■ **Task goal**:
The entries below should be given again exactly, minus their pictures.

■ **Dataset rows**:
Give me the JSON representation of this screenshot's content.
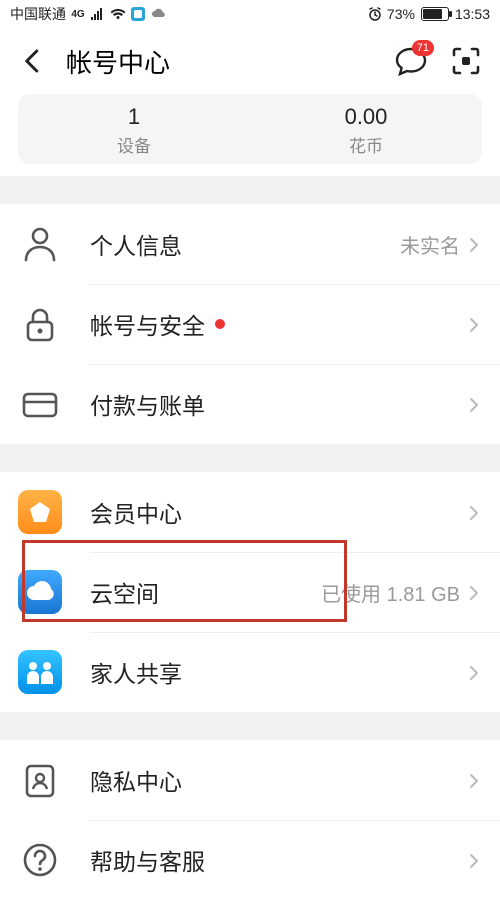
{
  "statusbar": {
    "carrier": "中国联通",
    "network_badge": "4G",
    "battery_pct": "73%",
    "time": "13:53"
  },
  "header": {
    "title": "帐号中心",
    "chat_badge": "71"
  },
  "stats": {
    "devices_num": "1",
    "devices_label": "设备",
    "coins_num": "0.00",
    "coins_label": "花币"
  },
  "rows": {
    "personal_info": {
      "label": "个人信息",
      "right": "未实名"
    },
    "account_security": {
      "label": "帐号与安全"
    },
    "payment_bills": {
      "label": "付款与账单"
    },
    "member_center": {
      "label": "会员中心"
    },
    "cloud_space": {
      "label": "云空间",
      "right": "已使用 1.81 GB"
    },
    "family_share": {
      "label": "家人共享"
    },
    "privacy_center": {
      "label": "隐私中心"
    },
    "help_service": {
      "label": "帮助与客服"
    }
  }
}
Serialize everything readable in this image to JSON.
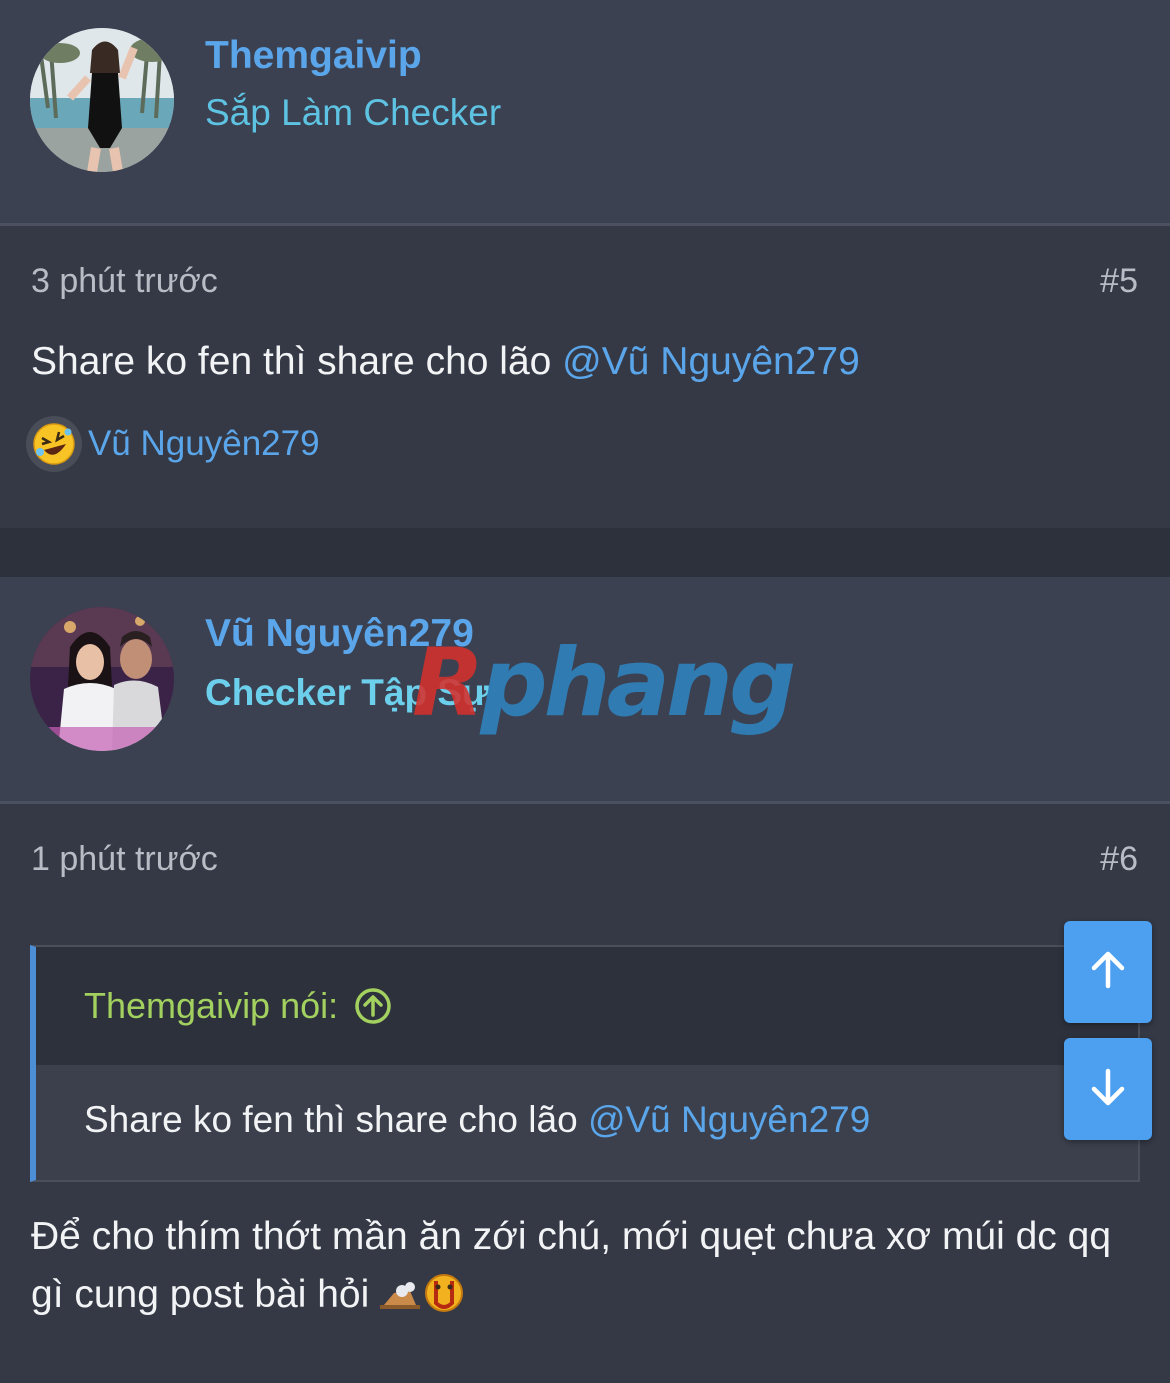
{
  "posts": [
    {
      "username": "Themgaivip",
      "user_title": "Sắp Làm Checker",
      "time": "3 phút trước",
      "post_number": "#5",
      "message_text": "Share ko fen thì share cho lão ",
      "message_mention": "@Vũ Nguyên279",
      "reaction": {
        "emoji": "rolling-on-floor-laughing",
        "user": "Vũ Nguyên279"
      }
    },
    {
      "username": "Vũ Nguyên279",
      "user_title": "Checker Tập Sự",
      "time": "1 phút trước",
      "post_number": "#6",
      "quote": {
        "author": "Themgaivip nói:",
        "text": "Share ko fen thì share cho lão ",
        "mention": "@Vũ Nguyên279"
      },
      "reply_text": "Để cho thím thớt mần ăn zới chú, mới quẹt chưa xơ múi dc qq gì cung post bài hỏi "
    }
  ],
  "watermark": {
    "first": "R",
    "rest": "phang"
  },
  "colors": {
    "background": "#2d313c",
    "header_bg": "#3b4150",
    "body_bg": "#343945",
    "link": "#5ba6ea",
    "quote_author": "#a3d15f",
    "scroll_button": "#4d9ff0"
  },
  "icons": {
    "scroll_up": "arrow-up-icon",
    "scroll_down": "arrow-down-icon",
    "quote_jump": "circle-arrow-up-icon"
  }
}
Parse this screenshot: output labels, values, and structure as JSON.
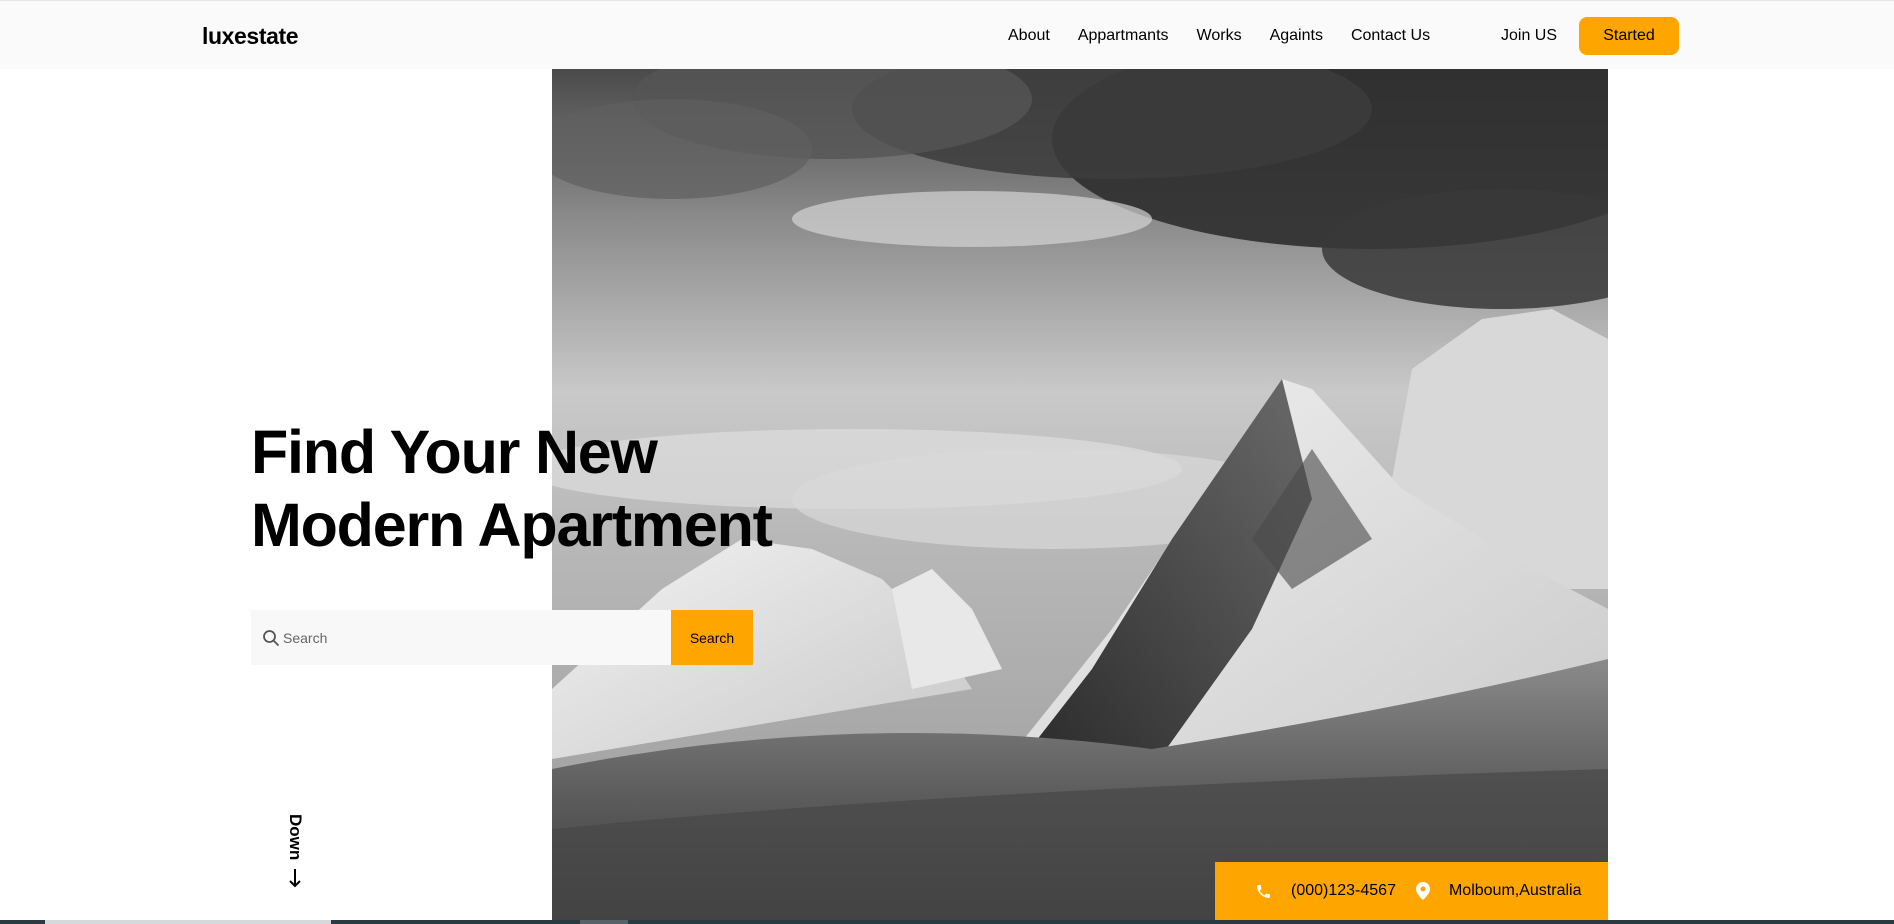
{
  "brand": {
    "name": "luxestate"
  },
  "nav": {
    "items": [
      "About",
      "Appartmants",
      "Works",
      "Againts",
      "Contact Us"
    ],
    "join_label": "Join US",
    "started_label": "Started"
  },
  "hero": {
    "headline_line1": "Find Your New",
    "headline_line2": "Modern Apartment",
    "image_alt": "black-and-white snowy mountain peaks under cloudy sky"
  },
  "search": {
    "placeholder": "Search",
    "button_label": "Search"
  },
  "scroll": {
    "label": "Down"
  },
  "contact": {
    "phone": "(000)123-4567",
    "location": "Molboum,Australia"
  },
  "colors": {
    "accent": "#ffa500",
    "topbar_bg": "#fafafa",
    "search_bg": "#f8f8f8"
  },
  "icons": {
    "search": "search-icon",
    "phone": "phone-icon",
    "location": "map-pin-icon",
    "down": "arrow-down-icon"
  }
}
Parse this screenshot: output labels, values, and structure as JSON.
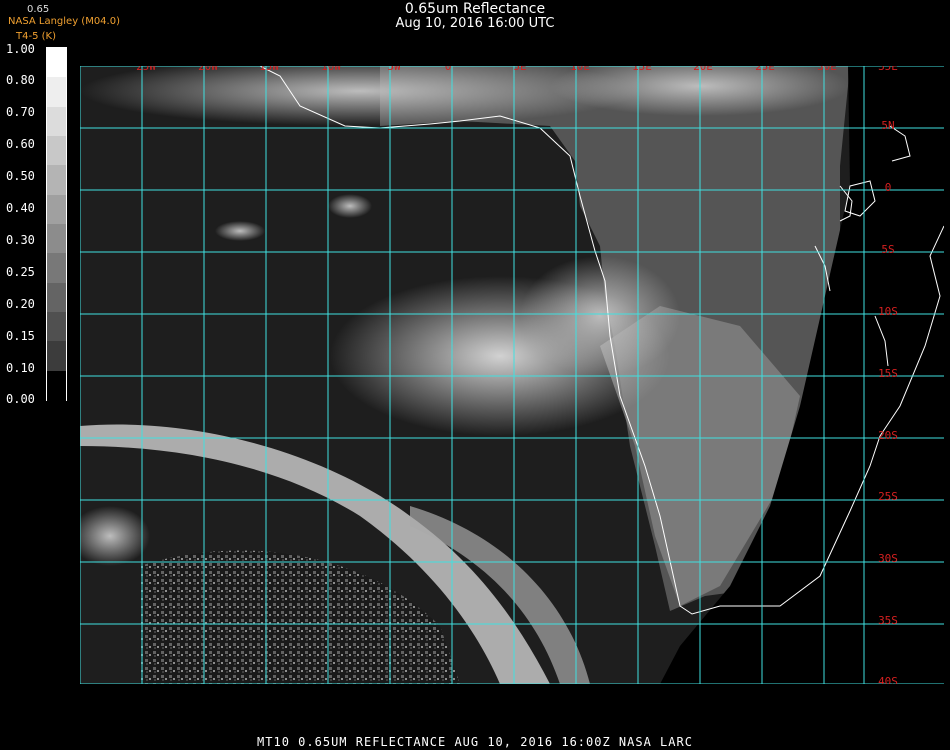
{
  "header": {
    "title": "0.65um Reflectance",
    "subtitle": "Aug 10, 2016 16:00 UTC",
    "credit": "NASA Langley (M04.0)",
    "credit_sub": "T4-5 (K)",
    "band": "0.65"
  },
  "colorbar": {
    "ticks": [
      "1.00",
      "0.80",
      "0.70",
      "0.60",
      "0.50",
      "0.40",
      "0.30",
      "0.25",
      "0.20",
      "0.15",
      "0.10",
      "0.00"
    ],
    "colors": [
      "#ffffff",
      "#eeeeee",
      "#dcdcdc",
      "#c8c8c8",
      "#b4b4b4",
      "#a0a0a0",
      "#8c8c8c",
      "#787878",
      "#646464",
      "#505050",
      "#3c3c3c",
      "#000000"
    ]
  },
  "map": {
    "lon_labels": [
      "25W",
      "20W",
      "15W",
      "10W",
      "5W",
      "0",
      "5E",
      "10E",
      "15E",
      "20E",
      "25E",
      "30E"
    ],
    "lat_labels": [
      "35E",
      "5N",
      "0",
      "5S",
      "10S",
      "15S",
      "20S",
      "25S",
      "30S",
      "35S",
      "40S"
    ],
    "grid_color": "#40e0e0",
    "label_color": "#d42020"
  },
  "footer": {
    "text": "MT10  0.65UM REFLECTANCE   AUG 10, 2016 16:00Z   NASA LARC"
  }
}
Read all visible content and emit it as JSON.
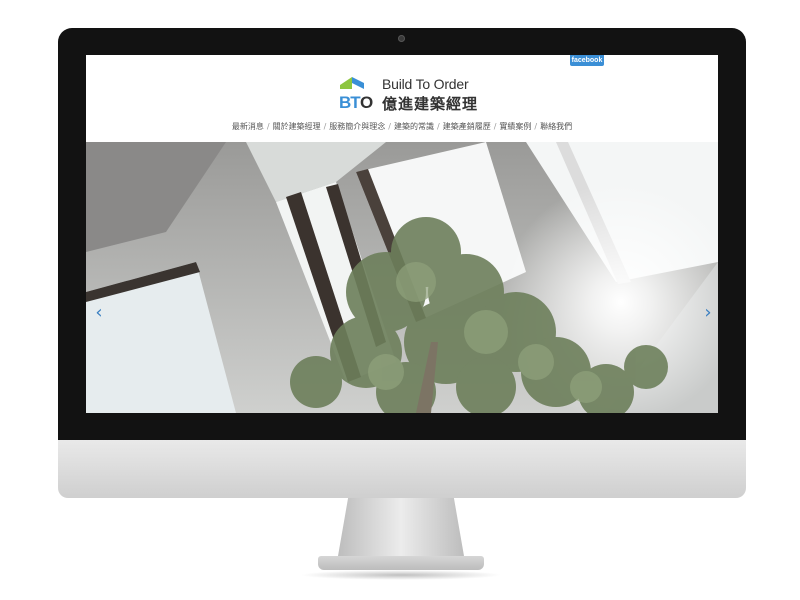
{
  "site": {
    "logo": {
      "short": "BTO",
      "english": "Build To Order",
      "chinese": "億進建築經理",
      "colors": {
        "green": "#8dc63f",
        "blue": "#3a8fd6",
        "dark": "#333333"
      }
    },
    "facebook_label": "facebook",
    "nav": {
      "items": [
        "最新消息",
        "關於建築經理",
        "服務簡介與理念",
        "建築的常識",
        "建築產銷履歷",
        "實績案例",
        "聯絡我們"
      ],
      "separator": "/"
    },
    "hero": {
      "prev_icon": "chevron-left-icon",
      "next_icon": "chevron-right-icon",
      "prev_glyph": "‹",
      "next_glyph": "›",
      "accent": "#3a7fc1"
    }
  }
}
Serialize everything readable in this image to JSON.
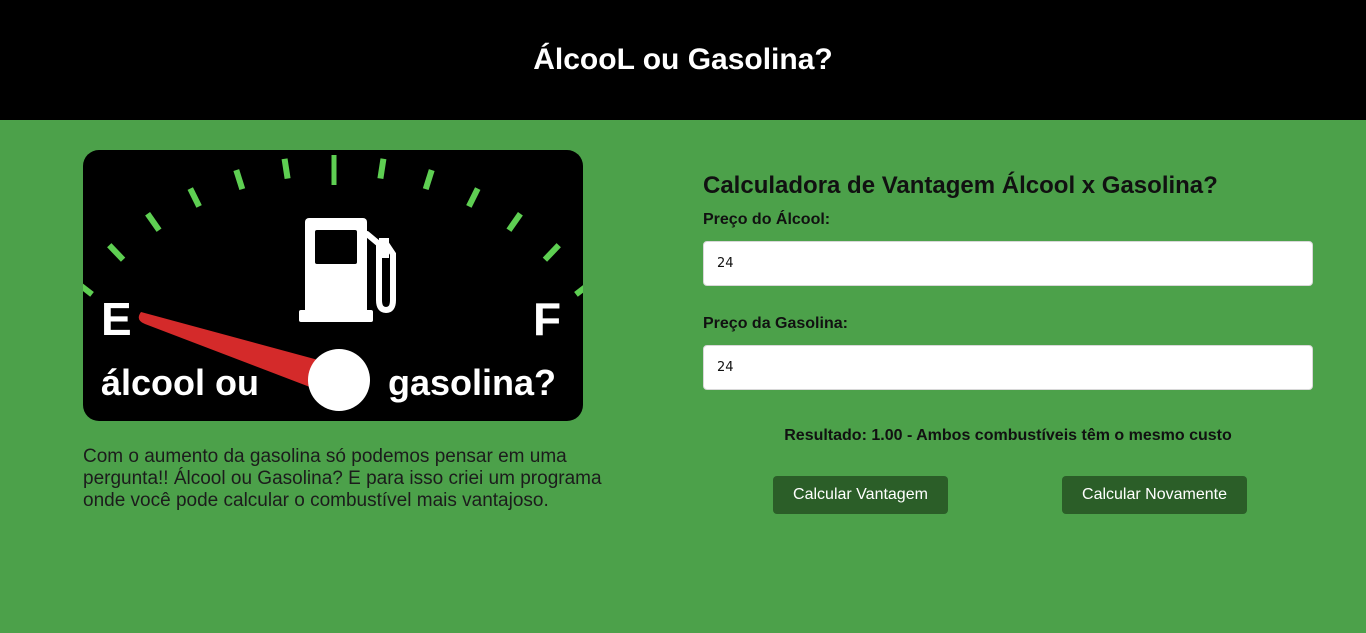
{
  "header": {
    "title": "ÁlcooL ou Gasolina?"
  },
  "gauge": {
    "empty_label": "E",
    "full_label": "F",
    "left_caption": "álcool ou",
    "right_caption": "gasolina?",
    "tick_color": "#5ecf52",
    "needle_color": "#d42a2a"
  },
  "intro": {
    "text": "Com o aumento da gasolina só podemos pensar em uma pergunta!! Álcool ou Gasolina? E para isso criei um programa onde você pode calcular o combustível mais vantajoso."
  },
  "calculator": {
    "title": "Calculadora de Vantagem Álcool x Gasolina?",
    "alcohol_label": "Preço do Álcool:",
    "alcohol_value": "24",
    "gasoline_label": "Preço da Gasolina:",
    "gasoline_value": "24",
    "result_text": "Resultado: 1.00 - Ambos combustíveis têm o mesmo custo",
    "calculate_button": "Calcular Vantagem",
    "recalculate_button": "Calcular Novamente"
  },
  "colors": {
    "page_background": "#4ca14a",
    "header_background": "#000000",
    "button_background": "#2b5e28"
  }
}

■ **Written reply**:
Give me the JSON representation of this screenshot's content.
{
  "statusbar": {
    "carrier": "中国联通",
    "network_badge": "4G",
    "battery_pct": "73%",
    "time": "13:53"
  },
  "header": {
    "title": "帐号中心",
    "chat_badge": "71"
  },
  "stats": {
    "devices_num": "1",
    "devices_label": "设备",
    "coins_num": "0.00",
    "coins_label": "花币"
  },
  "rows": {
    "personal_info": {
      "label": "个人信息",
      "right": "未实名"
    },
    "account_security": {
      "label": "帐号与安全"
    },
    "payment_bills": {
      "label": "付款与账单"
    },
    "member_center": {
      "label": "会员中心"
    },
    "cloud_space": {
      "label": "云空间",
      "right": "已使用 1.81 GB"
    },
    "family_share": {
      "label": "家人共享"
    },
    "privacy_center": {
      "label": "隐私中心"
    },
    "help_service": {
      "label": "帮助与客服"
    }
  }
}
Serialize everything readable in this image to JSON.
{
  "posts": [
    {
      "username": "Themgaivip",
      "user_title": "Sắp Làm Checker",
      "time": "3 phút trước",
      "post_number": "#5",
      "message_text": "Share ko fen thì share cho lão ",
      "message_mention": "@Vũ Nguyên279",
      "reaction": {
        "emoji": "rolling-on-floor-laughing",
        "user": "Vũ Nguyên279"
      }
    },
    {
      "username": "Vũ Nguyên279",
      "user_title": "Checker Tập Sự",
      "time": "1 phút trước",
      "post_number": "#6",
      "quote": {
        "author": "Themgaivip nói:",
        "text": "Share ko fen thì share cho lão ",
        "mention": "@Vũ Nguyên279"
      },
      "reply_text": "Để cho thím thớt mần ăn zới chú, mới quẹt chưa xơ múi dc qq gì cung post bài hỏi "
    }
  ],
  "watermark": {
    "first": "R",
    "rest": "phang"
  },
  "colors": {
    "background": "#2d313c",
    "header_bg": "#3b4150",
    "body_bg": "#343945",
    "link": "#5ba6ea",
    "quote_author": "#a3d15f",
    "scroll_button": "#4d9ff0"
  },
  "icons": {
    "scroll_up": "arrow-up-icon",
    "scroll_down": "arrow-down-icon",
    "quote_jump": "circle-arrow-up-icon"
  }
}
Parse this screenshot: output labels, values, and structure as JSON.
{
  "brand": {
    "name": "luxestate"
  },
  "nav": {
    "items": [
      "About",
      "Appartmants",
      "Works",
      "Againts",
      "Contact Us"
    ],
    "join_label": "Join US",
    "started_label": "Started"
  },
  "hero": {
    "headline_line1": "Find Your New",
    "headline_line2": "Modern Apartment",
    "image_alt": "black-and-white snowy mountain peaks under cloudy sky"
  },
  "search": {
    "placeholder": "Search",
    "button_label": "Search"
  },
  "scroll": {
    "label": "Down"
  },
  "contact": {
    "phone": "(000)123-4567",
    "location": "Molboum,Australia"
  },
  "colors": {
    "accent": "#ffa500",
    "topbar_bg": "#fafafa",
    "search_bg": "#f8f8f8"
  },
  "icons": {
    "search": "search-icon",
    "phone": "phone-icon",
    "location": "map-pin-icon",
    "down": "arrow-down-icon"
  }
}
Parse this screenshot: output labels, values, and structure as JSON.
{
  "header": {
    "title": "0.65um Reflectance",
    "subtitle": "Aug 10, 2016 16:00 UTC",
    "credit": "NASA Langley (M04.0)",
    "credit_sub": "T4-5 (K)",
    "band": "0.65"
  },
  "colorbar": {
    "ticks": [
      "1.00",
      "0.80",
      "0.70",
      "0.60",
      "0.50",
      "0.40",
      "0.30",
      "0.25",
      "0.20",
      "0.15",
      "0.10",
      "0.00"
    ],
    "colors": [
      "#ffffff",
      "#eeeeee",
      "#dcdcdc",
      "#c8c8c8",
      "#b4b4b4",
      "#a0a0a0",
      "#8c8c8c",
      "#787878",
      "#646464",
      "#505050",
      "#3c3c3c",
      "#000000"
    ]
  },
  "map": {
    "lon_labels": [
      "25W",
      "20W",
      "15W",
      "10W",
      "5W",
      "0",
      "5E",
      "10E",
      "15E",
      "20E",
      "25E",
      "30E"
    ],
    "lat_labels": [
      "35E",
      "5N",
      "0",
      "5S",
      "10S",
      "15S",
      "20S",
      "25S",
      "30S",
      "35S",
      "40S"
    ],
    "grid_color": "#40e0e0",
    "label_color": "#d42020"
  },
  "footer": {
    "text": "MT10  0.65UM REFLECTANCE   AUG 10, 2016 16:00Z   NASA LARC"
  }
}
Read all visible content and emit it as JSON.
{
  "site": {
    "logo": {
      "short": "BTO",
      "english": "Build To Order",
      "chinese": "億進建築經理",
      "colors": {
        "green": "#8dc63f",
        "blue": "#3a8fd6",
        "dark": "#333333"
      }
    },
    "facebook_label": "facebook",
    "nav": {
      "items": [
        "最新消息",
        "關於建築經理",
        "服務簡介與理念",
        "建築的常識",
        "建築產銷履歷",
        "實績案例",
        "聯絡我們"
      ],
      "separator": "/"
    },
    "hero": {
      "prev_icon": "chevron-left-icon",
      "next_icon": "chevron-right-icon",
      "prev_glyph": "‹",
      "next_glyph": "›",
      "accent": "#3a7fc1"
    }
  }
}
Serialize everything readable in this image to JSON.
{
  "header": {
    "title": "ÁlcooL ou Gasolina?"
  },
  "gauge": {
    "empty_label": "E",
    "full_label": "F",
    "left_caption": "álcool ou",
    "right_caption": "gasolina?",
    "tick_color": "#5ecf52",
    "needle_color": "#d42a2a"
  },
  "intro": {
    "text": "Com o aumento da gasolina só podemos pensar em uma pergunta!! Álcool ou Gasolina? E para isso criei um programa onde você pode calcular o combustível mais vantajoso."
  },
  "calculator": {
    "title": "Calculadora de Vantagem Álcool x Gasolina?",
    "alcohol_label": "Preço do Álcool:",
    "alcohol_value": "24",
    "gasoline_label": "Preço da Gasolina:",
    "gasoline_value": "24",
    "result_text": "Resultado: 1.00 - Ambos combustíveis têm o mesmo custo",
    "calculate_button": "Calcular Vantagem",
    "recalculate_button": "Calcular Novamente"
  },
  "colors": {
    "page_background": "#4ca14a",
    "header_background": "#000000",
    "button_background": "#2b5e28"
  }
}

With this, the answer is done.